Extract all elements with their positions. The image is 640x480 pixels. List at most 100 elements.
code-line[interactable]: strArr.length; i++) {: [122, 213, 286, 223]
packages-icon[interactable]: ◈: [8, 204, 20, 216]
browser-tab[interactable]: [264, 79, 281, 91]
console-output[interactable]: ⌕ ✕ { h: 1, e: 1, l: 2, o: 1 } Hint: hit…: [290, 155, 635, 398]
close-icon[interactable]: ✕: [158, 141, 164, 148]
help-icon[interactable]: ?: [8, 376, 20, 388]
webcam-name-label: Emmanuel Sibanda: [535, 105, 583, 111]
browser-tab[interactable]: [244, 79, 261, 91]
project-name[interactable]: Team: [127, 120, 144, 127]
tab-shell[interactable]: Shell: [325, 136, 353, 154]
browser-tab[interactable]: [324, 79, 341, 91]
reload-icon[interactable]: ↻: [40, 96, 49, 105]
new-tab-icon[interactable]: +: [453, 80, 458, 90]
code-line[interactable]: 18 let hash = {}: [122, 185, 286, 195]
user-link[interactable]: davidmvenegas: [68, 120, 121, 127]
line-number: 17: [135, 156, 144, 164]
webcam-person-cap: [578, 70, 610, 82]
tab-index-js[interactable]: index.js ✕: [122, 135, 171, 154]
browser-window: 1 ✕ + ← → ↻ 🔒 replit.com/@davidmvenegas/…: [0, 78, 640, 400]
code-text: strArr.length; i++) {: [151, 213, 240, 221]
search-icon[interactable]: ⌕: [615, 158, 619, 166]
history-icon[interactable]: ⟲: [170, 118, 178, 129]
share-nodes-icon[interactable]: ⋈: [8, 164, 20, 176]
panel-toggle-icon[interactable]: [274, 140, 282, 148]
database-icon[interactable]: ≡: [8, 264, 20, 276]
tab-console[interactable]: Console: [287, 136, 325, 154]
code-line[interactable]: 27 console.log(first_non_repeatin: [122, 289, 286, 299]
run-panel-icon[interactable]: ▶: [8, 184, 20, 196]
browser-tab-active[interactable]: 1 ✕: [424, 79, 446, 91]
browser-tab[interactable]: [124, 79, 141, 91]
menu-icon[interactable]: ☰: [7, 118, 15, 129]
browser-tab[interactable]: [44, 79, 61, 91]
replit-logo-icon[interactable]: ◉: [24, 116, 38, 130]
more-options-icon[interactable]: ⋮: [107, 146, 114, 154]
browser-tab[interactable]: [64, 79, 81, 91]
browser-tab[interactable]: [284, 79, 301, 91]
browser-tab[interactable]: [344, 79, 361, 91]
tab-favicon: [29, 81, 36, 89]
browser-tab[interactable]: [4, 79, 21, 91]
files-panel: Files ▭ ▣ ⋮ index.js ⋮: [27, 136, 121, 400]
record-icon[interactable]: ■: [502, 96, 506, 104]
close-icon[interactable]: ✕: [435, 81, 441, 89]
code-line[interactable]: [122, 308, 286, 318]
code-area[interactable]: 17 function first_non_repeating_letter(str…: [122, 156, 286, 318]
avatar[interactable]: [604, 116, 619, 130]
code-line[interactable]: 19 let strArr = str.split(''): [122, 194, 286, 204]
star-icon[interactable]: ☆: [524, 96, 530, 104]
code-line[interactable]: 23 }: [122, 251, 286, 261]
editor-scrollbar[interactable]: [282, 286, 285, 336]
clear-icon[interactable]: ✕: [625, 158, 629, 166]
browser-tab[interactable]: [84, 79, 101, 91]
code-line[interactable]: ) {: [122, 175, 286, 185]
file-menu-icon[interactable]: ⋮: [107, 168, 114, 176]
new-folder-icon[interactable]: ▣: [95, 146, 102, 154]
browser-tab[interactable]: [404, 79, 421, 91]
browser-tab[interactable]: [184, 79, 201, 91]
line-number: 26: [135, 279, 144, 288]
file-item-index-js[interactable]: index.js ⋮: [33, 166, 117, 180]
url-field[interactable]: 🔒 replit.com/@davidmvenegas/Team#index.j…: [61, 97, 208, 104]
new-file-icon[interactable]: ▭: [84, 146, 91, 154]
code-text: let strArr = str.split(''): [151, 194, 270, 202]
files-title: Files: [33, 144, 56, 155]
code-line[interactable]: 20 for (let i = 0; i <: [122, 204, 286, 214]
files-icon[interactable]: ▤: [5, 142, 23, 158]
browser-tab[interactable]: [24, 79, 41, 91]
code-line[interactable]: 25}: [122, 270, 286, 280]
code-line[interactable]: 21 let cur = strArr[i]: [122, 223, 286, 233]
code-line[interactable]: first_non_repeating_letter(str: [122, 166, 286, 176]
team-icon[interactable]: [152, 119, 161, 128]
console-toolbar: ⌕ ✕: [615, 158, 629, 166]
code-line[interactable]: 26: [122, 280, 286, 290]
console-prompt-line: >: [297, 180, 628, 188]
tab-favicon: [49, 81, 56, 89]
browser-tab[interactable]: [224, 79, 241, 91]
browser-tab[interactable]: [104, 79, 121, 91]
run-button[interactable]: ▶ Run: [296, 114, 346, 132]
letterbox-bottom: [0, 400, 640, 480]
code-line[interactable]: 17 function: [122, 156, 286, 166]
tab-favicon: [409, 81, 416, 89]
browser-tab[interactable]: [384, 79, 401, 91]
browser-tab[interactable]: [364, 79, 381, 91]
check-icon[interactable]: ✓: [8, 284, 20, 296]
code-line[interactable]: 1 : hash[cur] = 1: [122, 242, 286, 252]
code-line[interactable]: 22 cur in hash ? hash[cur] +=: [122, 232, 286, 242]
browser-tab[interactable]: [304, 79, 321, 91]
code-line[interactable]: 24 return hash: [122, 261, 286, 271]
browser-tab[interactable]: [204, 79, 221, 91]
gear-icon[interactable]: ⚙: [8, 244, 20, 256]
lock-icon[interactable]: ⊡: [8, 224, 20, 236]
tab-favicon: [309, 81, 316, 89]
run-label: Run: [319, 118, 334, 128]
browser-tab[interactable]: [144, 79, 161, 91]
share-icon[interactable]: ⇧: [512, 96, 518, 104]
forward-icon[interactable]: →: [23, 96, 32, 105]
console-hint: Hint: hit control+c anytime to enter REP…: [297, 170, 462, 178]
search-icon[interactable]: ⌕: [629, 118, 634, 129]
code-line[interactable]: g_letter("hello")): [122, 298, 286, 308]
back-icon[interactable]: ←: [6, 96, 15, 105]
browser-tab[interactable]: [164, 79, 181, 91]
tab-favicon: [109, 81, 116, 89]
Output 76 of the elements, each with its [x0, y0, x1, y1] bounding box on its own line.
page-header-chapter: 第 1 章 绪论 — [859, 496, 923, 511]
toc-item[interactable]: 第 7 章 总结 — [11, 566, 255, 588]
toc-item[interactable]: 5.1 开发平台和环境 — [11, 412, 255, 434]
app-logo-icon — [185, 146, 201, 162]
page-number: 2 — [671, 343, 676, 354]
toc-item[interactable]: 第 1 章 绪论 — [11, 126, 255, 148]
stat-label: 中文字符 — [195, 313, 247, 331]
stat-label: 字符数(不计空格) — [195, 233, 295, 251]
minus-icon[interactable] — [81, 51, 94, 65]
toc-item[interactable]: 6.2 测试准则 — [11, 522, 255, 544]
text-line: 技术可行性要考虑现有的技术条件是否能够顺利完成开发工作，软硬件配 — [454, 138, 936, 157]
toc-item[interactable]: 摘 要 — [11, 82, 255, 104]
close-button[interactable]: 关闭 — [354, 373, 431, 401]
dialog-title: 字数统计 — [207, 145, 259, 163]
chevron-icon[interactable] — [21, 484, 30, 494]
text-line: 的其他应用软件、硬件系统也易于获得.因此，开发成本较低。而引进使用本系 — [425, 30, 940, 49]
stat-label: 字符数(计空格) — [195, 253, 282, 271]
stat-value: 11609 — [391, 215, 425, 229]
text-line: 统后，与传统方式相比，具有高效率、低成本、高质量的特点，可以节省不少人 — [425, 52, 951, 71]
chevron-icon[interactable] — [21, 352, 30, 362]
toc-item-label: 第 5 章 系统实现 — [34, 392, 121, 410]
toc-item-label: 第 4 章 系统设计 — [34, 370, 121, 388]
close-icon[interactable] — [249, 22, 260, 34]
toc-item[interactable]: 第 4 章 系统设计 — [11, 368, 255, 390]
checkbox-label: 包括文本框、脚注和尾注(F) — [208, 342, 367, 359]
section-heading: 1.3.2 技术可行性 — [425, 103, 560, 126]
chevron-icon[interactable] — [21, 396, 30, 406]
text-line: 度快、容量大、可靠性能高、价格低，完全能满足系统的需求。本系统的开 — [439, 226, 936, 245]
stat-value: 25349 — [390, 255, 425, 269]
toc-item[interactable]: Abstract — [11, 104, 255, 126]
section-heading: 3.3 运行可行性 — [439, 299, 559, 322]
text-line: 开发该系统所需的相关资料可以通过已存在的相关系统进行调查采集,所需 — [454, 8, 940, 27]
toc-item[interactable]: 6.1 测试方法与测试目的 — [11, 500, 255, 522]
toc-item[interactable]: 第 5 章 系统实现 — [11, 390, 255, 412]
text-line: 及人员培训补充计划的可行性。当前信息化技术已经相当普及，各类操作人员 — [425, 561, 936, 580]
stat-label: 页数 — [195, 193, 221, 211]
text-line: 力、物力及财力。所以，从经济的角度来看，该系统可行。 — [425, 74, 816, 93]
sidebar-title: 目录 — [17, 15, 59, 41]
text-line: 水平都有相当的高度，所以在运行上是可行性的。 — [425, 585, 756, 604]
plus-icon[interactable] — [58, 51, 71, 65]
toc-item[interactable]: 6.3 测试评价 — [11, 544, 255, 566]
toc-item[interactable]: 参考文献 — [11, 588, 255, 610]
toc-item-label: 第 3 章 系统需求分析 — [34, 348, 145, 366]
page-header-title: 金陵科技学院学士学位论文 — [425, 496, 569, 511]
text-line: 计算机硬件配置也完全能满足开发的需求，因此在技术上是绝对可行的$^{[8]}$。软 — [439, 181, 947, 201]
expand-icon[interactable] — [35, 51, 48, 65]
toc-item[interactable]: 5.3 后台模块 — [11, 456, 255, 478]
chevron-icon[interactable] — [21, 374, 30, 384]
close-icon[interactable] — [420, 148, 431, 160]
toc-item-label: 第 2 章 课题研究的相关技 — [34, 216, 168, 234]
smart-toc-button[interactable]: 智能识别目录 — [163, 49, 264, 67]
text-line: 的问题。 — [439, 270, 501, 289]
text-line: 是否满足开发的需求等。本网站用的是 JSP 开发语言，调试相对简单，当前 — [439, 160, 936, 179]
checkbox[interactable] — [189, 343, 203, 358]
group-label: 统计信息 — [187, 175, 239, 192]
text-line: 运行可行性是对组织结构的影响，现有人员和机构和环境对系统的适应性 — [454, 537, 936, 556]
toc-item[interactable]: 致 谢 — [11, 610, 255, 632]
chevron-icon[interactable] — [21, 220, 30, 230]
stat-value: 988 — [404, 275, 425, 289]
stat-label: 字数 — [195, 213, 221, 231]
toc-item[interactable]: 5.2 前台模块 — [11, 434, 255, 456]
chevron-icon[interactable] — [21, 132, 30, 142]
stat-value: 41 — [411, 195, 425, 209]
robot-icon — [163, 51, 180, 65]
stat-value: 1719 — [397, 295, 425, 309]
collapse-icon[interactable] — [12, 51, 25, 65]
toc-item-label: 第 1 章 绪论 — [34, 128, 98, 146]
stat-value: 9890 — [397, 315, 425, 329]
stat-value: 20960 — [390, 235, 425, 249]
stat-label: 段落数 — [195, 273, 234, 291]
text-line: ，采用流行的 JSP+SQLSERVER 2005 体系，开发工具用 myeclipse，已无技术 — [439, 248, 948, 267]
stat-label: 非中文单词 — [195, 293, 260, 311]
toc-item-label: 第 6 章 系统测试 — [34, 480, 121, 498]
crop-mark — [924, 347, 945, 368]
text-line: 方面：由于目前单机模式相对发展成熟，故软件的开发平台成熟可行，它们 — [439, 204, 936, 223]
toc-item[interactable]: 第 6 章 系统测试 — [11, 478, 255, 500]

● ● ● ● ●

Please reproduce the part of the items that opens at their very beginning and closes with the line containing "code-line[interactable]: [122, 308, 286, 318]", keeping both ends.

Extract all elements with their positions. The image is 640x480 pixels. List at most 100 elements.
code-line[interactable]: strArr.length; i++) {: [122, 213, 286, 223]
packages-icon[interactable]: ◈: [8, 204, 20, 216]
browser-tab[interactable]: [264, 79, 281, 91]
console-output[interactable]: ⌕ ✕ { h: 1, e: 1, l: 2, o: 1 } Hint: hit…: [290, 155, 635, 398]
close-icon[interactable]: ✕: [158, 141, 164, 148]
help-icon[interactable]: ?: [8, 376, 20, 388]
webcam-name-label: Emmanuel Sibanda: [535, 105, 583, 111]
browser-tab[interactable]: [244, 79, 261, 91]
project-name[interactable]: Team: [127, 120, 144, 127]
tab-shell[interactable]: Shell: [325, 136, 353, 154]
browser-tab[interactable]: [324, 79, 341, 91]
reload-icon[interactable]: ↻: [40, 96, 49, 105]
new-tab-icon[interactable]: +: [453, 80, 458, 90]
code-line[interactable]: 18 let hash = {}: [122, 185, 286, 195]
user-link[interactable]: davidmvenegas: [68, 120, 121, 127]
line-number: 17: [135, 156, 144, 164]
webcam-person-cap: [578, 70, 610, 82]
tab-index-js[interactable]: index.js ✕: [122, 135, 171, 154]
browser-window: 1 ✕ + ← → ↻ 🔒 replit.com/@davidmvenegas/…: [0, 78, 640, 400]
code-text: strArr.length; i++) {: [151, 213, 240, 221]
search-icon[interactable]: ⌕: [615, 158, 619, 166]
history-icon[interactable]: ⟲: [170, 118, 178, 129]
share-nodes-icon[interactable]: ⋈: [8, 164, 20, 176]
panel-toggle-icon[interactable]: [274, 140, 282, 148]
database-icon[interactable]: ≡: [8, 264, 20, 276]
tab-console[interactable]: Console: [287, 136, 325, 154]
code-line[interactable]: 27 console.log(first_non_repeatin: [122, 289, 286, 299]
run-panel-icon[interactable]: ▶: [8, 184, 20, 196]
browser-tab-active[interactable]: 1 ✕: [424, 79, 446, 91]
browser-tab[interactable]: [124, 79, 141, 91]
menu-icon[interactable]: ☰: [7, 118, 15, 129]
browser-tab[interactable]: [44, 79, 61, 91]
replit-logo-icon[interactable]: ◉: [24, 116, 38, 130]
more-options-icon[interactable]: ⋮: [107, 146, 114, 154]
browser-tab[interactable]: [64, 79, 81, 91]
browser-tab[interactable]: [284, 79, 301, 91]
browser-tab[interactable]: [344, 79, 361, 91]
tab-favicon: [29, 81, 36, 89]
browser-tab[interactable]: [4, 79, 21, 91]
files-panel: Files ▭ ▣ ⋮ index.js ⋮: [27, 136, 121, 400]
record-icon[interactable]: ■: [502, 96, 506, 104]
close-icon[interactable]: ✕: [435, 81, 441, 89]
code-line[interactable]: [122, 308, 286, 318]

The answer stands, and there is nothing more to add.